▶ **What is expected**: Can you repeat the lines word for word, beginning at the line that contains "x-tick-label: 10.0%: [398, 222, 438, 238]" and stopping after the line that contains "value-label: 86%: [1294, 292, 1326, 309]"?

(Spatial annotation records)
** Begin **
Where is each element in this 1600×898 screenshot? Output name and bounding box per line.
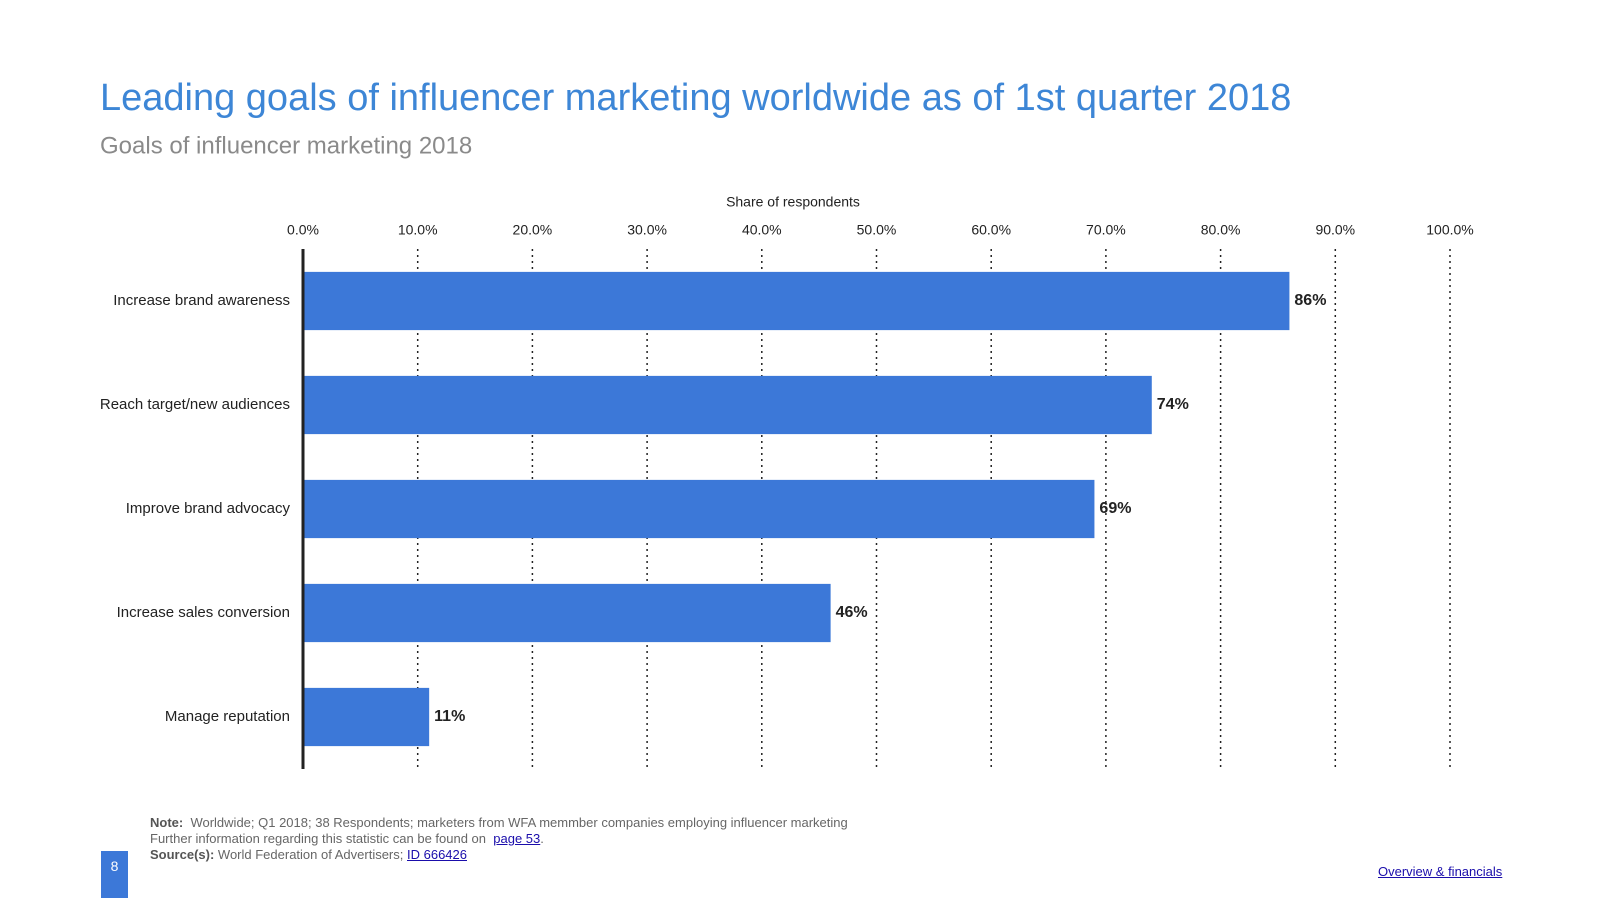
x-tick-label: 10.0%: [398, 222, 438, 238]
page-number: 8: [101, 851, 128, 898]
x-axis-label: Share of respondents: [726, 194, 860, 210]
value-label: 74%: [1157, 396, 1189, 413]
value-label: 86%: [1294, 292, 1326, 309]
source-link[interactable]: ID 666426: [407, 847, 467, 862]
source-line: Source(s): World Federation of Advertise…: [150, 847, 467, 862]
value-label: 46%: [836, 604, 868, 621]
x-tick-label: 70.0%: [1086, 222, 1126, 238]
bar: [303, 479, 1095, 539]
y-tick-label: Manage reputation: [165, 708, 290, 725]
x-tick-label: 20.0%: [513, 222, 553, 238]
chart-title: Leading goals of influencer marketing wo…: [100, 77, 1291, 119]
note-label: Note:: [150, 815, 184, 830]
x-tick-label: 40.0%: [742, 222, 782, 238]
x-tick-label: 90.0%: [1315, 222, 1355, 238]
chart-subtitle: Goals of influencer marketing 2018: [100, 132, 472, 159]
overview-link[interactable]: Overview & financials: [1378, 864, 1503, 879]
value-label: 69%: [1099, 500, 1131, 517]
bar: [303, 271, 1290, 331]
x-tick-label: 80.0%: [1201, 222, 1241, 238]
x-tick-label: 100.0%: [1426, 222, 1473, 238]
info-link[interactable]: page 53: [493, 831, 541, 846]
source-text: World Federation of Advertisers;: [217, 847, 404, 862]
value-label: 11%: [434, 708, 465, 725]
x-tick-label: 60.0%: [971, 222, 1011, 238]
chart: Leading goals of influencer marketing wo…: [100, 77, 1474, 769]
note-line: Note: Worldwide; Q1 2018; 38 Respondents…: [150, 815, 848, 830]
y-tick-label: Increase brand awareness: [113, 292, 290, 309]
bar: [303, 583, 831, 643]
x-tick-label: 30.0%: [627, 222, 667, 238]
note-text: Worldwide; Q1 2018; 38 Respondents; mark…: [190, 815, 848, 830]
x-tick-label: 0.0%: [287, 222, 319, 238]
y-tick-label: Improve brand advocacy: [126, 500, 291, 517]
x-tick-label: 50.0%: [857, 222, 897, 238]
info-end: .: [540, 831, 544, 846]
info-text: Further information regarding this stati…: [150, 831, 487, 846]
y-tick-label: Reach target/new audiences: [100, 396, 290, 413]
y-tick-label: Increase sales conversion: [117, 604, 290, 621]
info-line: Further information regarding this stati…: [150, 831, 544, 846]
bar: [303, 687, 430, 747]
source-label: Source(s):: [150, 847, 215, 862]
bar: [303, 375, 1152, 435]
** End **
▶ **Full response**:
x-tick-label: 10.0%: [398, 222, 438, 238]
page-number: 8: [101, 851, 128, 898]
x-axis-label: Share of respondents: [726, 194, 860, 210]
value-label: 74%: [1157, 396, 1189, 413]
value-label: 86%: [1294, 292, 1326, 309]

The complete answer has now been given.